== Data supplied ==

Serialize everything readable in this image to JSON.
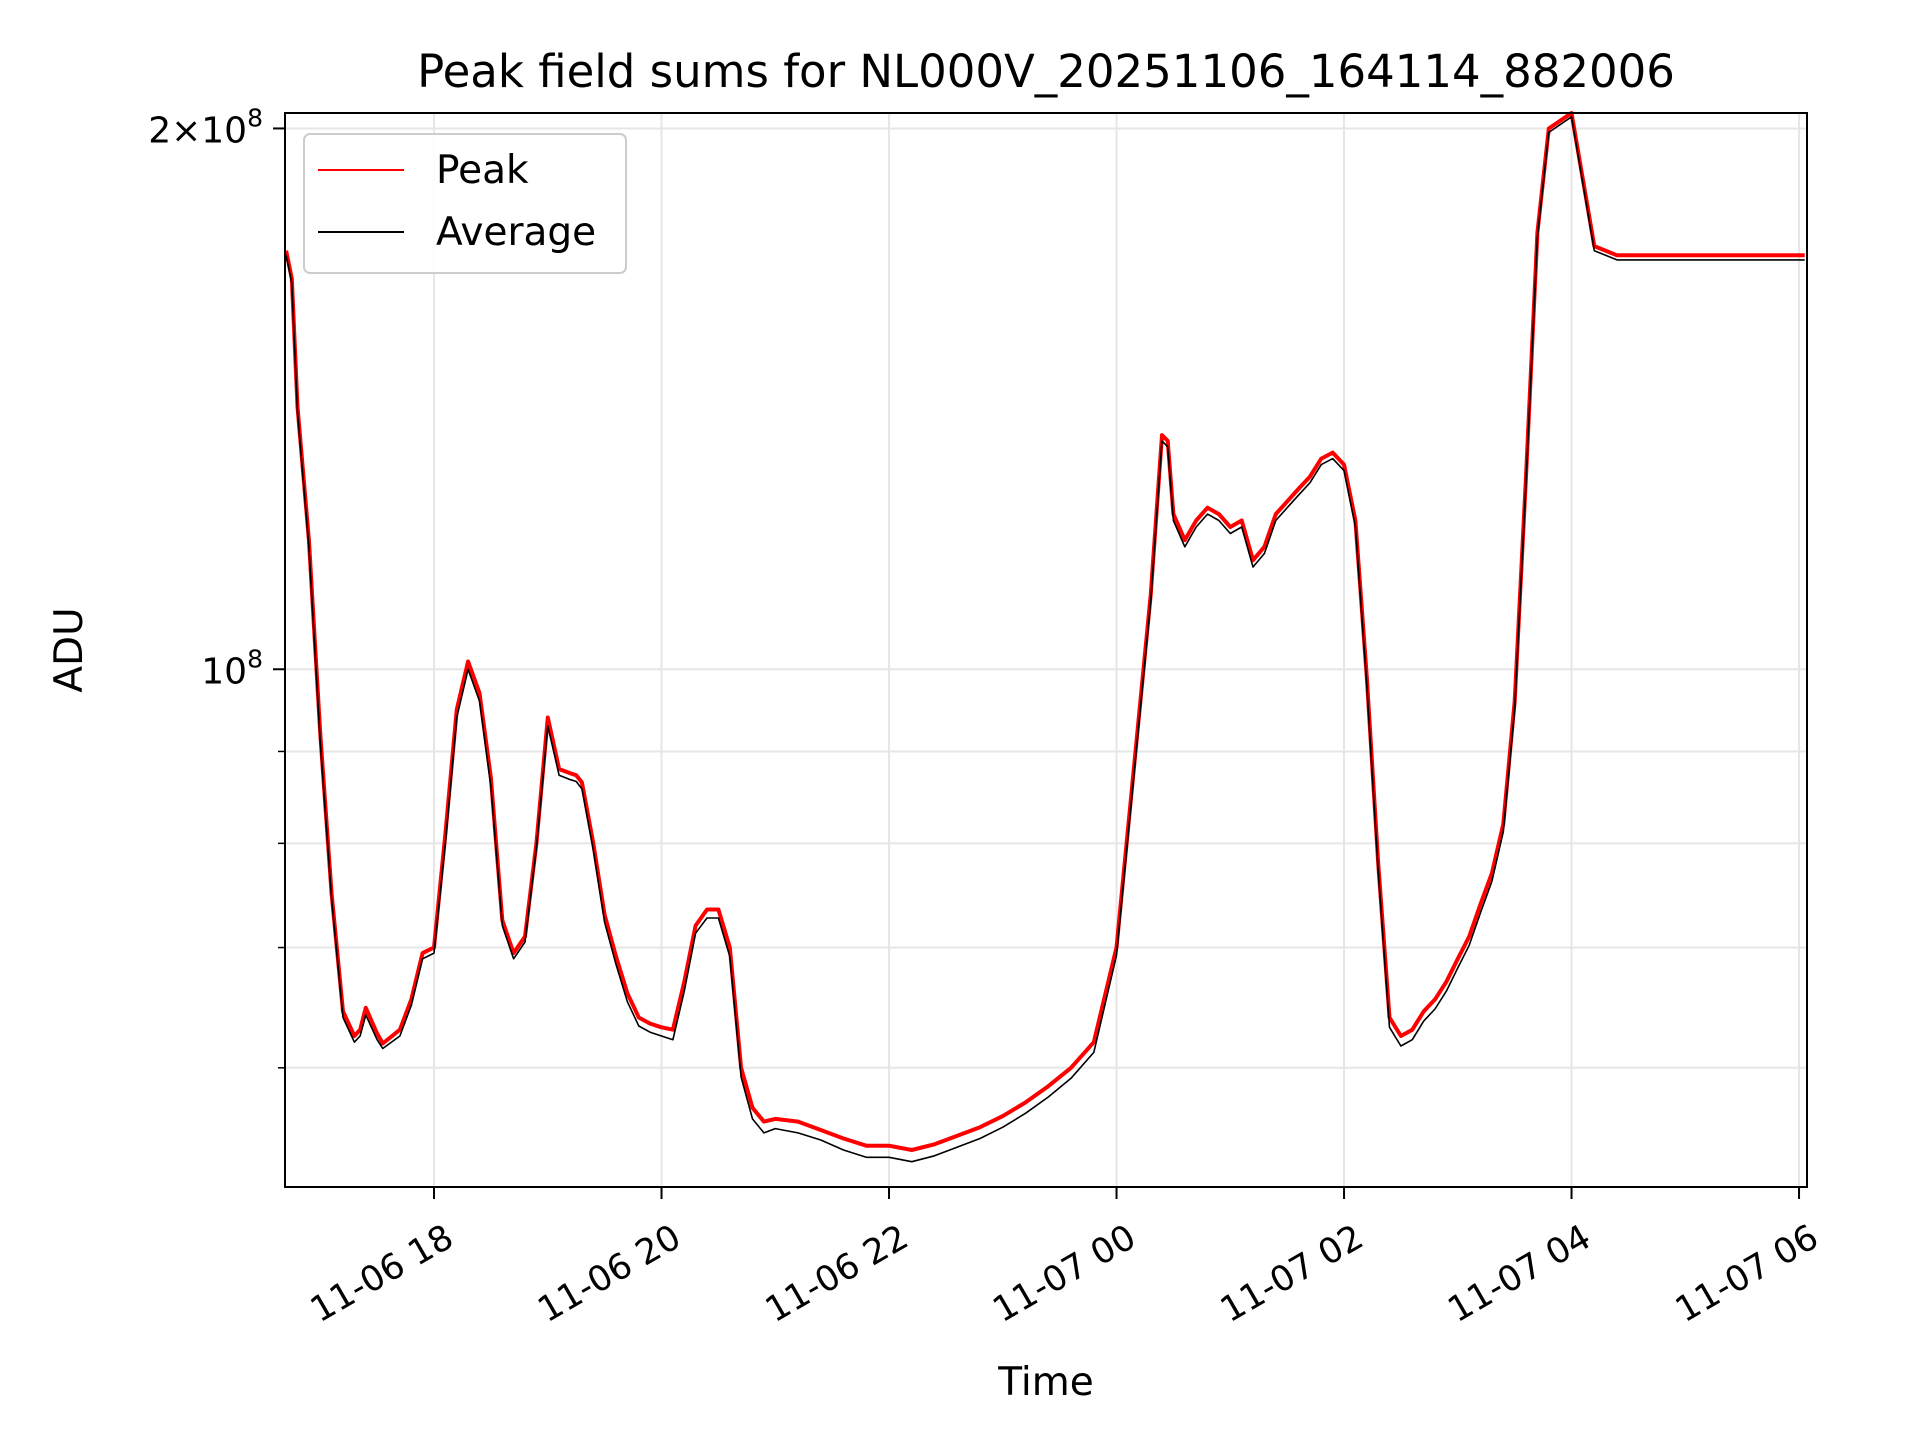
{
  "chart_data": {
    "type": "line",
    "title": "Peak field sums for NL000V_20251106_164114_882006",
    "xlabel": "Time",
    "ylabel": "ADU",
    "yscale": "log",
    "xlim": [
      16.69,
      30.07
    ],
    "ylim": [
      51500000,
      204000000
    ],
    "grid": true,
    "legend": "top-left",
    "x_ticks": [
      {
        "value": 18,
        "label": "11-06 18"
      },
      {
        "value": 20,
        "label": "11-06 20"
      },
      {
        "value": 22,
        "label": "11-06 22"
      },
      {
        "value": 24,
        "label": "11-07 00"
      },
      {
        "value": 26,
        "label": "11-07 02"
      },
      {
        "value": 28,
        "label": "11-07 04"
      },
      {
        "value": 30,
        "label": "11-07 06"
      }
    ],
    "y_major_ticks": [
      {
        "value": 100000000,
        "base": "10",
        "exp": "8",
        "prefix": ""
      },
      {
        "value": 200000000,
        "base": "10",
        "exp": "8",
        "prefix": "2×"
      }
    ],
    "y_minor_ticks": [
      60000000,
      70000000,
      80000000,
      90000000
    ],
    "x_unit": "hours since 2025-11-06 00:00",
    "series": [
      {
        "name": "Peak",
        "color": "#ff0000",
        "x": [
          16.7,
          16.75,
          16.8,
          16.9,
          17.0,
          17.1,
          17.2,
          17.3,
          17.35,
          17.4,
          17.5,
          17.55,
          17.7,
          17.8,
          17.9,
          18.0,
          18.1,
          18.2,
          18.3,
          18.4,
          18.5,
          18.6,
          18.7,
          18.8,
          18.9,
          19.0,
          19.1,
          19.2,
          19.25,
          19.3,
          19.4,
          19.5,
          19.6,
          19.7,
          19.8,
          19.9,
          20.0,
          20.1,
          20.2,
          20.3,
          20.4,
          20.5,
          20.6,
          20.7,
          20.8,
          20.9,
          21.0,
          21.2,
          21.4,
          21.6,
          21.8,
          22.0,
          22.2,
          22.4,
          22.6,
          22.8,
          23.0,
          23.2,
          23.4,
          23.6,
          23.8,
          24.0,
          24.3,
          24.4,
          24.45,
          24.5,
          24.6,
          24.7,
          24.8,
          24.9,
          25.0,
          25.1,
          25.2,
          25.3,
          25.4,
          25.5,
          25.6,
          25.7,
          25.8,
          25.9,
          26.0,
          26.1,
          26.2,
          26.3,
          26.4,
          26.5,
          26.6,
          26.7,
          26.8,
          26.9,
          27.0,
          27.1,
          27.2,
          27.3,
          27.4,
          27.5,
          27.6,
          27.7,
          27.8,
          28.0,
          28.2,
          28.4,
          28.6,
          28.8,
          29.0,
          29.2,
          29.4,
          29.6,
          29.8,
          29.9,
          29.95,
          30.0,
          30.05
        ],
        "values": [
          171000000,
          165000000,
          140000000,
          118000000,
          92000000,
          75000000,
          64500000,
          62500000,
          63000000,
          64800000,
          62700000,
          61900000,
          63000000,
          65500000,
          69500000,
          70000000,
          81000000,
          95000000,
          101000000,
          97000000,
          87000000,
          72500000,
          69500000,
          71000000,
          80000000,
          94000000,
          88000000,
          87500000,
          87300000,
          86500000,
          80000000,
          73000000,
          69200000,
          66000000,
          64000000,
          63500000,
          63200000,
          63000000,
          67000000,
          72000000,
          73500000,
          73500000,
          70000000,
          60000000,
          57000000,
          56000000,
          56200000,
          56000000,
          55400000,
          54800000,
          54300000,
          54300000,
          54000000,
          54400000,
          55000000,
          55600000,
          56400000,
          57400000,
          58600000,
          60000000,
          62000000,
          70000000,
          110000000,
          135000000,
          134000000,
          122000000,
          118000000,
          121000000,
          123000000,
          122000000,
          120000000,
          121000000,
          115000000,
          117000000,
          122000000,
          124000000,
          126000000,
          128000000,
          131000000,
          132000000,
          130000000,
          121000000,
          99000000,
          78000000,
          64000000,
          62500000,
          63000000,
          64500000,
          65500000,
          67000000,
          69000000,
          71000000,
          74000000,
          77000000,
          82000000,
          96000000,
          128000000,
          175000000,
          200000000,
          204000000,
          172000000,
          170000000,
          170000000,
          170000000,
          170000000,
          170000000,
          170000000,
          170000000,
          170000000,
          170000000,
          170000000,
          170000000,
          170000000
        ]
      },
      {
        "name": "Average",
        "color": "#000000",
        "x": [
          16.7,
          16.75,
          16.8,
          16.9,
          17.0,
          17.1,
          17.2,
          17.3,
          17.35,
          17.4,
          17.5,
          17.55,
          17.7,
          17.8,
          17.9,
          18.0,
          18.1,
          18.2,
          18.3,
          18.4,
          18.5,
          18.6,
          18.7,
          18.8,
          18.9,
          19.0,
          19.1,
          19.2,
          19.25,
          19.3,
          19.4,
          19.5,
          19.6,
          19.7,
          19.8,
          19.9,
          20.0,
          20.1,
          20.2,
          20.3,
          20.4,
          20.5,
          20.6,
          20.7,
          20.8,
          20.9,
          21.0,
          21.2,
          21.4,
          21.6,
          21.8,
          22.0,
          22.2,
          22.4,
          22.6,
          22.8,
          23.0,
          23.2,
          23.4,
          23.6,
          23.8,
          24.0,
          24.3,
          24.4,
          24.45,
          24.5,
          24.6,
          24.7,
          24.8,
          24.9,
          25.0,
          25.1,
          25.2,
          25.3,
          25.4,
          25.5,
          25.6,
          25.7,
          25.8,
          25.9,
          26.0,
          26.1,
          26.2,
          26.3,
          26.4,
          26.5,
          26.6,
          26.7,
          26.8,
          26.9,
          27.0,
          27.1,
          27.2,
          27.3,
          27.4,
          27.5,
          27.6,
          27.7,
          27.8,
          28.0,
          28.2,
          28.4,
          28.6,
          28.8,
          29.0,
          29.2,
          29.4,
          29.6,
          29.8,
          29.9,
          29.95,
          30.0,
          30.05
        ],
        "values": [
          170000000,
          164000000,
          139000000,
          117000000,
          91000000,
          74500000,
          64000000,
          62000000,
          62500000,
          64200000,
          62200000,
          61500000,
          62500000,
          65000000,
          69000000,
          69500000,
          80000000,
          94000000,
          100000000,
          96000000,
          86000000,
          72000000,
          69000000,
          70500000,
          79500000,
          93000000,
          87300000,
          86800000,
          86600000,
          85800000,
          79300000,
          72300000,
          68500000,
          65300000,
          63300000,
          62800000,
          62500000,
          62200000,
          66200000,
          71300000,
          72700000,
          72700000,
          69200000,
          59300000,
          56200000,
          55200000,
          55500000,
          55200000,
          54700000,
          54000000,
          53500000,
          53500000,
          53200000,
          53600000,
          54200000,
          54800000,
          55600000,
          56600000,
          57800000,
          59200000,
          61200000,
          69300000,
          109000000,
          134000000,
          133000000,
          121000000,
          117000000,
          120000000,
          122000000,
          121000000,
          119000000,
          120000000,
          114000000,
          116000000,
          121000000,
          123000000,
          125000000,
          127000000,
          130000000,
          131000000,
          129000000,
          120000000,
          98000000,
          77200000,
          63200000,
          61700000,
          62200000,
          63700000,
          64700000,
          66200000,
          68200000,
          70200000,
          73200000,
          76200000,
          81200000,
          95000000,
          127000000,
          174000000,
          199000000,
          203000000,
          171000000,
          169000000,
          169000000,
          169000000,
          169000000,
          169000000,
          169000000,
          169000000,
          169000000,
          169000000,
          169000000,
          169000000,
          169000000
        ]
      }
    ]
  }
}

===

* What to produce *
Do not copy the pictures, but repeat every line exactly.

* Reply *
Serialize everything readable in this image to JSON.
{
  "chart_data": {
    "type": "line",
    "title": "Peak field sums for NL000V_20251106_164114_882006",
    "xlabel": "Time",
    "ylabel": "ADU",
    "yscale": "log",
    "xlim": [
      16.69,
      30.07
    ],
    "ylim": [
      51500000,
      204000000
    ],
    "grid": true,
    "legend": "top-left",
    "x_ticks": [
      {
        "value": 18,
        "label": "11-06 18"
      },
      {
        "value": 20,
        "label": "11-06 20"
      },
      {
        "value": 22,
        "label": "11-06 22"
      },
      {
        "value": 24,
        "label": "11-07 00"
      },
      {
        "value": 26,
        "label": "11-07 02"
      },
      {
        "value": 28,
        "label": "11-07 04"
      },
      {
        "value": 30,
        "label": "11-07 06"
      }
    ],
    "y_major_ticks": [
      {
        "value": 100000000,
        "base": "10",
        "exp": "8",
        "prefix": ""
      },
      {
        "value": 200000000,
        "base": "10",
        "exp": "8",
        "prefix": "2×"
      }
    ],
    "y_minor_ticks": [
      60000000,
      70000000,
      80000000,
      90000000
    ],
    "x_unit": "hours since 2025-11-06 00:00",
    "series": [
      {
        "name": "Peak",
        "color": "#ff0000",
        "x": [
          16.7,
          16.75,
          16.8,
          16.9,
          17.0,
          17.1,
          17.2,
          17.3,
          17.35,
          17.4,
          17.5,
          17.55,
          17.7,
          17.8,
          17.9,
          18.0,
          18.1,
          18.2,
          18.3,
          18.4,
          18.5,
          18.6,
          18.7,
          18.8,
          18.9,
          19.0,
          19.1,
          19.2,
          19.25,
          19.3,
          19.4,
          19.5,
          19.6,
          19.7,
          19.8,
          19.9,
          20.0,
          20.1,
          20.2,
          20.3,
          20.4,
          20.5,
          20.6,
          20.7,
          20.8,
          20.9,
          21.0,
          21.2,
          21.4,
          21.6,
          21.8,
          22.0,
          22.2,
          22.4,
          22.6,
          22.8,
          23.0,
          23.2,
          23.4,
          23.6,
          23.8,
          24.0,
          24.3,
          24.4,
          24.45,
          24.5,
          24.6,
          24.7,
          24.8,
          24.9,
          25.0,
          25.1,
          25.2,
          25.3,
          25.4,
          25.5,
          25.6,
          25.7,
          25.8,
          25.9,
          26.0,
          26.1,
          26.2,
          26.3,
          26.4,
          26.5,
          26.6,
          26.7,
          26.8,
          26.9,
          27.0,
          27.1,
          27.2,
          27.3,
          27.4,
          27.5,
          27.6,
          27.7,
          27.8,
          28.0,
          28.2,
          28.4,
          28.6,
          28.8,
          29.0,
          29.2,
          29.4,
          29.6,
          29.8,
          29.9,
          29.95,
          30.0,
          30.05
        ],
        "values": [
          171000000,
          165000000,
          140000000,
          118000000,
          92000000,
          75000000,
          64500000,
          62500000,
          63000000,
          64800000,
          62700000,
          61900000,
          63000000,
          65500000,
          69500000,
          70000000,
          81000000,
          95000000,
          101000000,
          97000000,
          87000000,
          72500000,
          69500000,
          71000000,
          80000000,
          94000000,
          88000000,
          87500000,
          87300000,
          86500000,
          80000000,
          73000000,
          69200000,
          66000000,
          64000000,
          63500000,
          63200000,
          63000000,
          67000000,
          72000000,
          73500000,
          73500000,
          70000000,
          60000000,
          57000000,
          56000000,
          56200000,
          56000000,
          55400000,
          54800000,
          54300000,
          54300000,
          54000000,
          54400000,
          55000000,
          55600000,
          56400000,
          57400000,
          58600000,
          60000000,
          62000000,
          70000000,
          110000000,
          135000000,
          134000000,
          122000000,
          118000000,
          121000000,
          123000000,
          122000000,
          120000000,
          121000000,
          115000000,
          117000000,
          122000000,
          124000000,
          126000000,
          128000000,
          131000000,
          132000000,
          130000000,
          121000000,
          99000000,
          78000000,
          64000000,
          62500000,
          63000000,
          64500000,
          65500000,
          67000000,
          69000000,
          71000000,
          74000000,
          77000000,
          82000000,
          96000000,
          128000000,
          175000000,
          200000000,
          204000000,
          172000000,
          170000000,
          170000000,
          170000000,
          170000000,
          170000000,
          170000000,
          170000000,
          170000000,
          170000000,
          170000000,
          170000000,
          170000000
        ]
      },
      {
        "name": "Average",
        "color": "#000000",
        "x": [
          16.7,
          16.75,
          16.8,
          16.9,
          17.0,
          17.1,
          17.2,
          17.3,
          17.35,
          17.4,
          17.5,
          17.55,
          17.7,
          17.8,
          17.9,
          18.0,
          18.1,
          18.2,
          18.3,
          18.4,
          18.5,
          18.6,
          18.7,
          18.8,
          18.9,
          19.0,
          19.1,
          19.2,
          19.25,
          19.3,
          19.4,
          19.5,
          19.6,
          19.7,
          19.8,
          19.9,
          20.0,
          20.1,
          20.2,
          20.3,
          20.4,
          20.5,
          20.6,
          20.7,
          20.8,
          20.9,
          21.0,
          21.2,
          21.4,
          21.6,
          21.8,
          22.0,
          22.2,
          22.4,
          22.6,
          22.8,
          23.0,
          23.2,
          23.4,
          23.6,
          23.8,
          24.0,
          24.3,
          24.4,
          24.45,
          24.5,
          24.6,
          24.7,
          24.8,
          24.9,
          25.0,
          25.1,
          25.2,
          25.3,
          25.4,
          25.5,
          25.6,
          25.7,
          25.8,
          25.9,
          26.0,
          26.1,
          26.2,
          26.3,
          26.4,
          26.5,
          26.6,
          26.7,
          26.8,
          26.9,
          27.0,
          27.1,
          27.2,
          27.3,
          27.4,
          27.5,
          27.6,
          27.7,
          27.8,
          28.0,
          28.2,
          28.4,
          28.6,
          28.8,
          29.0,
          29.2,
          29.4,
          29.6,
          29.8,
          29.9,
          29.95,
          30.0,
          30.05
        ],
        "values": [
          170000000,
          164000000,
          139000000,
          117000000,
          91000000,
          74500000,
          64000000,
          62000000,
          62500000,
          64200000,
          62200000,
          61500000,
          62500000,
          65000000,
          69000000,
          69500000,
          80000000,
          94000000,
          100000000,
          96000000,
          86000000,
          72000000,
          69000000,
          70500000,
          79500000,
          93000000,
          87300000,
          86800000,
          86600000,
          85800000,
          79300000,
          72300000,
          68500000,
          65300000,
          63300000,
          62800000,
          62500000,
          62200000,
          66200000,
          71300000,
          72700000,
          72700000,
          69200000,
          59300000,
          56200000,
          55200000,
          55500000,
          55200000,
          54700000,
          54000000,
          53500000,
          53500000,
          53200000,
          53600000,
          54200000,
          54800000,
          55600000,
          56600000,
          57800000,
          59200000,
          61200000,
          69300000,
          109000000,
          134000000,
          133000000,
          121000000,
          117000000,
          120000000,
          122000000,
          121000000,
          119000000,
          120000000,
          114000000,
          116000000,
          121000000,
          123000000,
          125000000,
          127000000,
          130000000,
          131000000,
          129000000,
          120000000,
          98000000,
          77200000,
          63200000,
          61700000,
          62200000,
          63700000,
          64700000,
          66200000,
          68200000,
          70200000,
          73200000,
          76200000,
          81200000,
          95000000,
          127000000,
          174000000,
          199000000,
          203000000,
          171000000,
          169000000,
          169000000,
          169000000,
          169000000,
          169000000,
          169000000,
          169000000,
          169000000,
          169000000,
          169000000,
          169000000,
          169000000
        ]
      }
    ]
  }
}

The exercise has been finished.